--- STORED DATA ---
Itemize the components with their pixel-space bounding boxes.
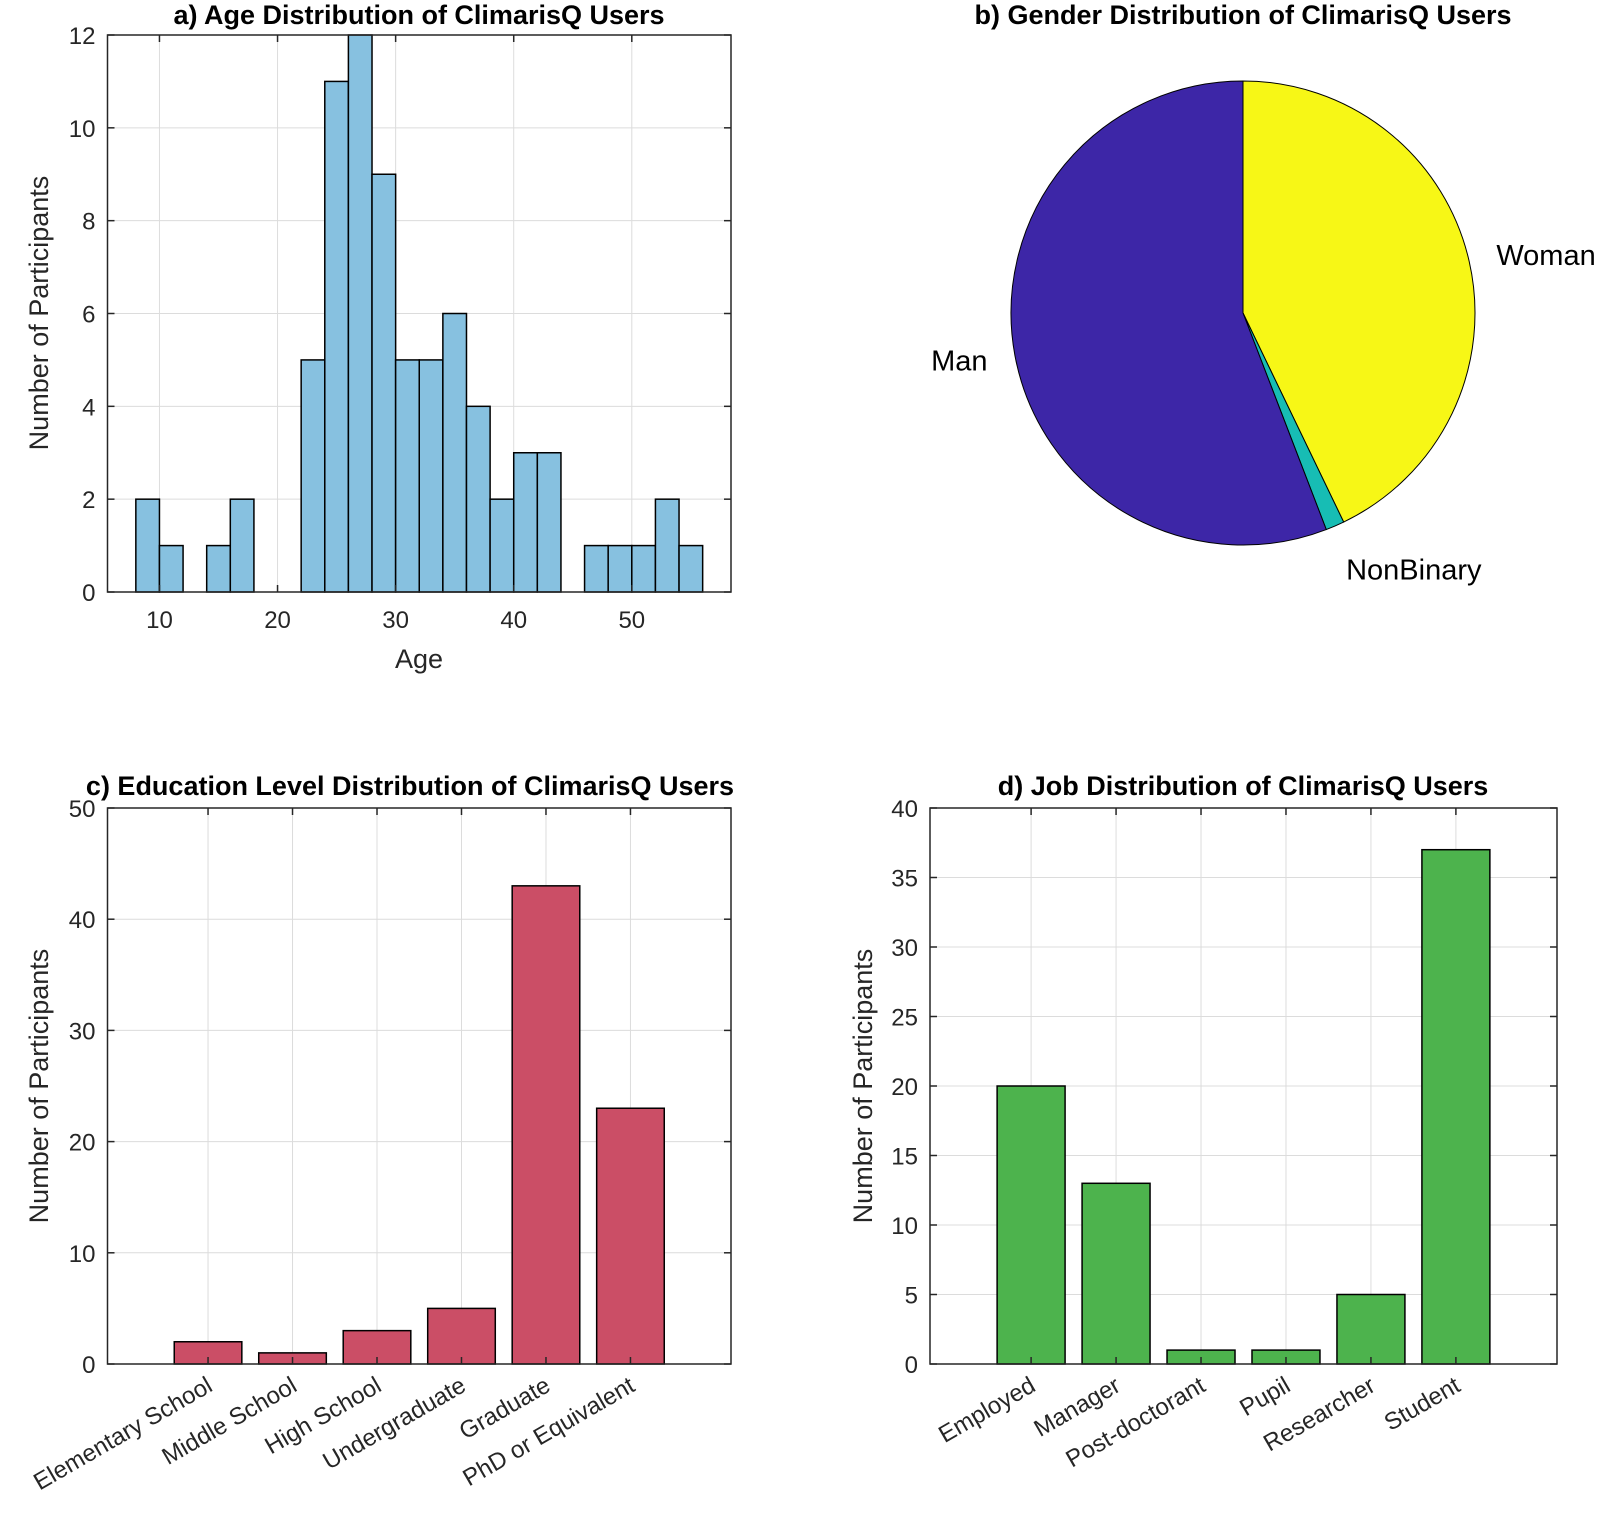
job-x-tick-label: Pupil [1235,1372,1295,1422]
education-axes-frame [106,807,732,1365]
education-bars [173,885,666,1365]
age-y-axis-label: Number of Participants [24,176,54,451]
age-bin-bar [229,498,255,593]
education-bar [426,1307,497,1365]
job-y-tick-label: 40 [891,796,918,823]
age-bin-bar [536,452,562,593]
gender-pie [1010,80,1476,546]
age-bin-bar [465,405,491,593]
job-chart-title: d) Job Distribution of ClimarisQ Users [998,771,1489,801]
job-x-tick-label: Student [1380,1372,1465,1437]
age-x-tick-label: 10 [146,607,173,634]
job-y-tick-label: 5 [905,1283,918,1310]
age-bin-bar [512,452,539,593]
age-y-tick-label: 8 [82,209,95,236]
age-x-tick-label: 20 [264,607,291,634]
age-y-tick-label: 12 [69,23,96,50]
age-y-tick-label: 0 [82,580,95,607]
pie-slice-woman [1242,80,1476,523]
education-y-tick-label: 10 [69,1241,96,1268]
job-axes-frame [929,807,1558,1365]
age-bin-bar [442,312,468,593]
age-bin-bar [394,359,420,593]
age-bin-bar [607,544,633,593]
education-y-tick-label: 40 [69,907,96,934]
age-x-tick-label: 50 [618,607,645,634]
job-bar [996,1085,1066,1365]
education-y-tick-label: 50 [69,796,96,823]
age-bin-bar [205,544,232,593]
education-y-tick-label: 30 [69,1018,96,1045]
education-bar-panel: c) Education Level Distribution of Clima… [24,771,734,1496]
age-bin-bar [347,34,373,593]
age-bin-bar [158,544,184,593]
gender-pie-labels: Woman NonBinary Man [931,240,1596,586]
pie-label-woman: Woman [1496,240,1595,272]
education-bar [595,1107,666,1365]
pie-label-nonbinary: NonBinary [1346,555,1482,587]
age-x-tick-label: 30 [382,607,409,634]
education-y-tick-label: 0 [82,1352,95,1379]
age-bin-bar [135,498,161,593]
age-bars [135,34,704,593]
education-y-axis-label: Number of Participants [24,949,54,1224]
age-bin-bar [583,544,609,593]
job-y-tick-label: 15 [891,1144,918,1171]
gender-chart-title: b) Gender Distribution of ClimarisQ User… [974,0,1511,30]
age-histogram-panel: a) Age Distribution of ClimarisQ Users 1… [24,0,732,674]
age-y-tick-label: 6 [82,302,95,329]
job-bar-panel: d) Job Distribution of ClimarisQ Users 0… [848,771,1558,1473]
age-chart-title: a) Age Distribution of ClimarisQ Users [173,0,664,30]
education-chart-title: c) Education Level Distribution of Clima… [86,771,734,801]
age-y-tick-label: 10 [69,116,96,143]
job-y-axis-label: Number of Participants [848,949,878,1224]
age-bin-bar [371,173,397,593]
age-y-tick-label: 2 [82,487,95,514]
job-bar [1421,848,1491,1365]
job-y-tick-label: 0 [905,1352,918,1379]
age-bin-bar [489,498,515,593]
age-bin-bar [324,80,350,593]
job-y-tick-label: 20 [891,1074,918,1101]
age-x-axis-label: Age [395,644,443,674]
age-bin-bar [300,359,326,593]
age-y-tick-label: 4 [82,394,95,421]
age-bin-bar [654,498,680,593]
education-x-tick-label: Undergraduate [318,1372,470,1475]
job-bar [1081,1182,1151,1365]
job-bars [996,848,1491,1365]
age-bin-bar [418,359,444,593]
pie-slice-man [1010,80,1327,546]
age-bin-bar [631,544,657,593]
job-y-tick-label: 30 [891,935,918,962]
education-bar [511,885,581,1365]
education-y-tick-label: 20 [69,1130,96,1157]
job-y-tick-label: 35 [891,866,918,893]
job-bar [1336,1293,1406,1365]
age-bin-bar [678,544,704,593]
age-x-tick-label: 40 [500,607,527,634]
age-axes-frame [106,34,732,593]
gender-pie-panel: b) Gender Distribution of ClimarisQ User… [931,0,1596,587]
job-y-tick-label: 10 [891,1213,918,1240]
job-x-tick-label: Employed [934,1372,1040,1449]
job-y-tick-label: 25 [891,1005,918,1032]
pie-label-man: Man [931,345,987,377]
---
### EXERCISE OBJECTIVE
Rewrite every line of the entries with "Number of Participants" changed to "Participant Count" and everything else left as it is. Leave the picture out of your answer.

### SOLUTION FOR THIS EXERCISE
Itemize the components with their pixel-space bounding boxes.
job-x-tick-label: Pupil [1235,1372,1295,1422]
education-axes-frame [106,807,732,1365]
education-bars [173,885,666,1365]
age-y-axis-label: Participant Count [24,176,54,451]
age-bin-bar [229,498,255,593]
education-bar [426,1307,497,1365]
job-y-tick-label: 40 [891,796,918,823]
age-bin-bar [536,452,562,593]
gender-pie [1010,80,1476,546]
age-bin-bar [465,405,491,593]
job-chart-title: d) Job Distribution of ClimarisQ Users [998,771,1489,801]
job-x-tick-label: Student [1380,1372,1465,1437]
age-x-tick-label: 10 [146,607,173,634]
job-y-tick-label: 5 [905,1283,918,1310]
age-bin-bar [512,452,539,593]
age-y-tick-label: 8 [82,209,95,236]
age-x-tick-label: 20 [264,607,291,634]
age-y-tick-label: 12 [69,23,96,50]
age-y-tick-label: 0 [82,580,95,607]
pie-slice-woman [1242,80,1476,523]
education-y-tick-label: 10 [69,1241,96,1268]
job-axes-frame [929,807,1558,1365]
age-bin-bar [442,312,468,593]
age-bin-bar [394,359,420,593]
age-bin-bar [607,544,633,593]
education-y-tick-label: 40 [69,907,96,934]
age-x-tick-label: 50 [618,607,645,634]
job-bar [996,1085,1066,1365]
education-y-tick-label: 50 [69,796,96,823]
age-bin-bar [205,544,232,593]
education-y-tick-label: 30 [69,1018,96,1045]
education-bar-panel: c) Education Level Distribution of Clima… [24,771,734,1496]
age-bin-bar [347,34,373,593]
age-bin-bar [158,544,184,593]
gender-pie-labels: Woman NonBinary Man [931,240,1596,586]
pie-label-woman: Woman [1496,240,1595,272]
education-bar [595,1107,666,1365]
pie-label-nonbinary: NonBinary [1346,555,1482,587]
age-x-tick-label: 30 [382,607,409,634]
education-y-tick-label: 0 [82,1352,95,1379]
age-bin-bar [135,498,161,593]
age-bars [135,34,704,593]
education-y-axis-label: Participant Count [24,949,54,1224]
age-bin-bar [583,544,609,593]
job-y-tick-label: 15 [891,1144,918,1171]
gender-chart-title: b) Gender Distribution of ClimarisQ User… [974,0,1511,30]
age-histogram-panel: a) Age Distribution of ClimarisQ Users 1… [24,0,732,674]
age-y-tick-label: 6 [82,302,95,329]
job-bar-panel: d) Job Distribution of ClimarisQ Users 0… [848,771,1558,1473]
age-chart-title: a) Age Distribution of ClimarisQ Users [173,0,664,30]
education-chart-title: c) Education Level Distribution of Clima… [86,771,734,801]
age-y-tick-label: 10 [69,116,96,143]
job-y-axis-label: Participant Count [848,949,878,1224]
age-bin-bar [371,173,397,593]
age-y-tick-label: 2 [82,487,95,514]
job-bar [1421,848,1491,1365]
job-y-tick-label: 0 [905,1352,918,1379]
age-bin-bar [489,498,515,593]
age-bin-bar [324,80,350,593]
job-y-tick-label: 20 [891,1074,918,1101]
age-x-axis-label: Age [395,644,443,674]
age-bin-bar [300,359,326,593]
age-y-tick-label: 4 [82,394,95,421]
age-bin-bar [654,498,680,593]
education-x-tick-label: Undergraduate [318,1372,470,1475]
job-bar [1081,1182,1151,1365]
job-bars [996,848,1491,1365]
age-bin-bar [418,359,444,593]
pie-slice-man [1010,80,1327,546]
age-bin-bar [631,544,657,593]
job-y-tick-label: 30 [891,935,918,962]
education-bar [511,885,581,1365]
education-y-tick-label: 20 [69,1130,96,1157]
job-y-tick-label: 35 [891,866,918,893]
job-bar [1336,1293,1406,1365]
age-bin-bar [678,544,704,593]
age-x-tick-label: 40 [500,607,527,634]
age-axes-frame [106,34,732,593]
gender-pie-panel: b) Gender Distribution of ClimarisQ User… [931,0,1596,587]
job-y-tick-label: 10 [891,1213,918,1240]
job-x-tick-label: Employed [934,1372,1040,1449]
job-y-tick-label: 25 [891,1005,918,1032]
pie-label-man: Man [931,345,987,377]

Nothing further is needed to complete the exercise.